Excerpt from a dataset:

┄┄┄┄┄┄┄┄┄┄┄┄┄┄┄┄┄┄┄┄

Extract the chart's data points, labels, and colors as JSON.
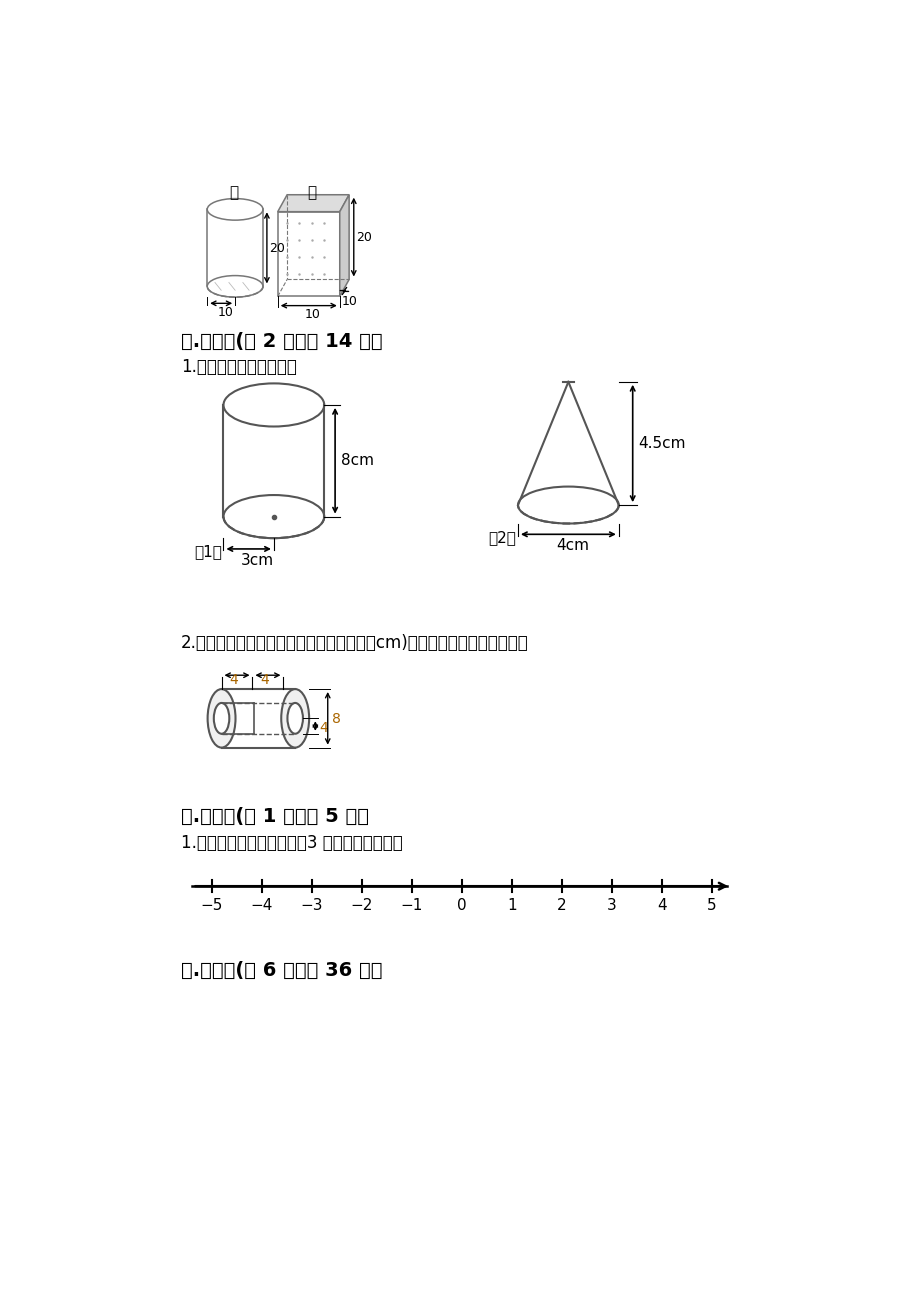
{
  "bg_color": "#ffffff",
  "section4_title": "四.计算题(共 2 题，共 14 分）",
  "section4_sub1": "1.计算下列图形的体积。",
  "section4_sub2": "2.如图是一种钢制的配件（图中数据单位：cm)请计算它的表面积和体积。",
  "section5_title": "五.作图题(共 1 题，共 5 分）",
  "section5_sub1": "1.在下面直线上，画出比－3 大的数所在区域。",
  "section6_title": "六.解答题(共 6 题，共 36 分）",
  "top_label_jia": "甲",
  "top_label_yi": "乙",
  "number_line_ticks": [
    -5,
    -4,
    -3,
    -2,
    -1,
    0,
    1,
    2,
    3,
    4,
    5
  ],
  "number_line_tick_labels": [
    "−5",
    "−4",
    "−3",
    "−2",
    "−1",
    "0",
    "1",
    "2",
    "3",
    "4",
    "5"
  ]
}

┄┄┄┄┄┄┄┄┄┄┄┄┄┄┄┄┄┄┄┄

● Brief: Leave out the pictures and output the rest of the material exactly as written.

● Completed task:
Extract the chart's data points, labels, and colors as JSON.
{
  "bg_color": "#ffffff",
  "section4_title": "四.计算题(共 2 题，共 14 分）",
  "section4_sub1": "1.计算下列图形的体积。",
  "section4_sub2": "2.如图是一种钢制的配件（图中数据单位：cm)请计算它的表面积和体积。",
  "section5_title": "五.作图题(共 1 题，共 5 分）",
  "section5_sub1": "1.在下面直线上，画出比－3 大的数所在区域。",
  "section6_title": "六.解答题(共 6 题，共 36 分）",
  "top_label_jia": "甲",
  "top_label_yi": "乙",
  "number_line_ticks": [
    -5,
    -4,
    -3,
    -2,
    -1,
    0,
    1,
    2,
    3,
    4,
    5
  ],
  "number_line_tick_labels": [
    "−5",
    "−4",
    "−3",
    "−2",
    "−1",
    "0",
    "1",
    "2",
    "3",
    "4",
    "5"
  ]
}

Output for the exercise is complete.